● INSTRUCTIONS TO FOLLOW: Could you write out the records below exactly as they appear?

------------

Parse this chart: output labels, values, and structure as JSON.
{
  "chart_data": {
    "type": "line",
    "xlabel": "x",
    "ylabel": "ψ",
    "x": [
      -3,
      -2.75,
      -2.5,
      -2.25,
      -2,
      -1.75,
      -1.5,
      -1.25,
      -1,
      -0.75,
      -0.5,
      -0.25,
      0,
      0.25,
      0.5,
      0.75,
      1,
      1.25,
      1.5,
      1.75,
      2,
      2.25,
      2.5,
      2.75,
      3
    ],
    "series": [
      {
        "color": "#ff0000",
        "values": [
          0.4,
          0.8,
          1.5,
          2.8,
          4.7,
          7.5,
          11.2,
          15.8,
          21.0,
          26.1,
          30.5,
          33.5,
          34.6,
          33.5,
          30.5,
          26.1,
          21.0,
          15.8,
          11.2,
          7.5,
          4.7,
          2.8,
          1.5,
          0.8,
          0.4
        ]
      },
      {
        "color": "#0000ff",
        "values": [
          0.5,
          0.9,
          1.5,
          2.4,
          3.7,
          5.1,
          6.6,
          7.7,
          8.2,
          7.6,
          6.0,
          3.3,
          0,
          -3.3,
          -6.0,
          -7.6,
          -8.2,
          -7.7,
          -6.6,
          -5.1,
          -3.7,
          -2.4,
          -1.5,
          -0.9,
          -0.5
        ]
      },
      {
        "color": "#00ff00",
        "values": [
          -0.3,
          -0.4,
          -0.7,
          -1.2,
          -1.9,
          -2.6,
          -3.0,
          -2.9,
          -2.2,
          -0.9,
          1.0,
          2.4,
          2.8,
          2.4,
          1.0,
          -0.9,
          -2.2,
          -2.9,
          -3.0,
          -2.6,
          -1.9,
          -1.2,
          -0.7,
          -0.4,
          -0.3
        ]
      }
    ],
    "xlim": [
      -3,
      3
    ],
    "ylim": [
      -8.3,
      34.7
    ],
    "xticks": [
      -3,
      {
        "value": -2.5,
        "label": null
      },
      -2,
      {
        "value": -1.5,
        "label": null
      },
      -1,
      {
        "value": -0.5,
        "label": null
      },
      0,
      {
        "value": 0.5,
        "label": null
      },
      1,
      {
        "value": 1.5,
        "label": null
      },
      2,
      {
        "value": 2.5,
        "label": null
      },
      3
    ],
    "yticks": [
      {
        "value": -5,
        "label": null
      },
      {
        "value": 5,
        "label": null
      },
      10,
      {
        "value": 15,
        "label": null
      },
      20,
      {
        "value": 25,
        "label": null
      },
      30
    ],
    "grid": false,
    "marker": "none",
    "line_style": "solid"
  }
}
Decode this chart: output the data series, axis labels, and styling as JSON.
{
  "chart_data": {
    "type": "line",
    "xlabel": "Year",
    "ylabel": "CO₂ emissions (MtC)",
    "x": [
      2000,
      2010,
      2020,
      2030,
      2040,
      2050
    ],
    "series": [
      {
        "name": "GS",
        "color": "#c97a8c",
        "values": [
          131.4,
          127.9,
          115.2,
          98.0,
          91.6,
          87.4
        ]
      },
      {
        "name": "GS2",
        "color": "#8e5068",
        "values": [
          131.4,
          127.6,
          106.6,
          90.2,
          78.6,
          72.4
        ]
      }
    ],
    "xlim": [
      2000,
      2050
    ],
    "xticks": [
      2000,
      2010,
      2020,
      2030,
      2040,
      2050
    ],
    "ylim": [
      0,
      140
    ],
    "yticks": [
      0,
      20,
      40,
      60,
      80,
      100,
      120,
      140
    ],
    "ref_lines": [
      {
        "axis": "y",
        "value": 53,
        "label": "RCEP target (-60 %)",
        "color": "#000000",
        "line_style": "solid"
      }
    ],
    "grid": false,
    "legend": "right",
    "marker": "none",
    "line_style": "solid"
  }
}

------------

● CORRECT RESPONSE:
Parse this chart: output labels, values, and structure as JSON.
{
  "chart_data": {
    "type": "line",
    "xlabel": "x",
    "ylabel": "ψ",
    "x": [
      -3,
      -2.75,
      -2.5,
      -2.25,
      -2,
      -1.75,
      -1.5,
      -1.25,
      -1,
      -0.75,
      -0.5,
      -0.25,
      0,
      0.25,
      0.5,
      0.75,
      1,
      1.25,
      1.5,
      1.75,
      2,
      2.25,
      2.5,
      2.75,
      3
    ],
    "series": [
      {
        "color": "#ff0000",
        "values": [
          0.4,
          0.8,
          1.5,
          2.8,
          4.7,
          7.5,
          11.2,
          15.8,
          21.0,
          26.1,
          30.5,
          33.5,
          34.6,
          33.5,
          30.5,
          26.1,
          21.0,
          15.8,
          11.2,
          7.5,
          4.7,
          2.8,
          1.5,
          0.8,
          0.4
        ]
      },
      {
        "color": "#0000ff",
        "values": [
          0.5,
          0.9,
          1.5,
          2.4,
          3.7,
          5.1,
          6.6,
          7.7,
          8.2,
          7.6,
          6.0,
          3.3,
          0,
          -3.3,
          -6.0,
          -7.6,
          -8.2,
          -7.7,
          -6.6,
          -5.1,
          -3.7,
          -2.4,
          -1.5,
          -0.9,
          -0.5
        ]
      },
      {
        "color": "#00ff00",
        "values": [
          -0.3,
          -0.4,
          -0.7,
          -1.2,
          -1.9,
          -2.6,
          -3.0,
          -2.9,
          -2.2,
          -0.9,
          1.0,
          2.4,
          2.8,
          2.4,
          1.0,
          -0.9,
          -2.2,
          -2.9,
          -3.0,
          -2.6,
          -1.9,
          -1.2,
          -0.7,
          -0.4,
          -0.3
        ]
      }
    ],
    "xlim": [
      -3,
      3
    ],
    "ylim": [
      -8.3,
      34.7
    ],
    "xticks": [
      -3,
      {
        "value": -2.5,
        "label": null
      },
      -2,
      {
        "value": -1.5,
        "label": null
      },
      -1,
      {
        "value": -0.5,
        "label": null
      },
      0,
      {
        "value": 0.5,
        "label": null
      },
      1,
      {
        "value": 1.5,
        "label": null
      },
      2,
      {
        "value": 2.5,
        "label": null
      },
      3
    ],
    "yticks": [
      {
        "value": -5,
        "label": null
      },
      {
        "value": 5,
        "label": null
      },
      10,
      {
        "value": 15,
        "label": null
      },
      20,
      {
        "value": 25,
        "label": null
      },
      30
    ],
    "grid": false,
    "marker": "none",
    "line_style": "solid"
  }
}
Decode this chart: output the data series, axis labels, and styling as JSON.
{
  "chart_data": {
    "type": "line",
    "xlabel": "Year",
    "ylabel": "CO₂ emissions (MtC)",
    "x": [
      2000,
      2010,
      2020,
      2030,
      2040,
      2050
    ],
    "series": [
      {
        "name": "GS",
        "color": "#c97a8c",
        "values": [
          131.4,
          127.9,
          115.2,
          98.0,
          91.6,
          87.4
        ]
      },
      {
        "name": "GS2",
        "color": "#8e5068",
        "values": [
          131.4,
          127.6,
          106.6,
          90.2,
          78.6,
          72.4
        ]
      }
    ],
    "xlim": [
      2000,
      2050
    ],
    "xticks": [
      2000,
      2010,
      2020,
      2030,
      2040,
      2050
    ],
    "ylim": [
      0,
      140
    ],
    "yticks": [
      0,
      20,
      40,
      60,
      80,
      100,
      120,
      140
    ],
    "ref_lines": [
      {
        "axis": "y",
        "value": 53,
        "label": "RCEP target (-60 %)",
        "color": "#000000",
        "line_style": "solid"
      }
    ],
    "grid": false,
    "legend": "right",
    "marker": "none",
    "line_style": "solid"
  }
}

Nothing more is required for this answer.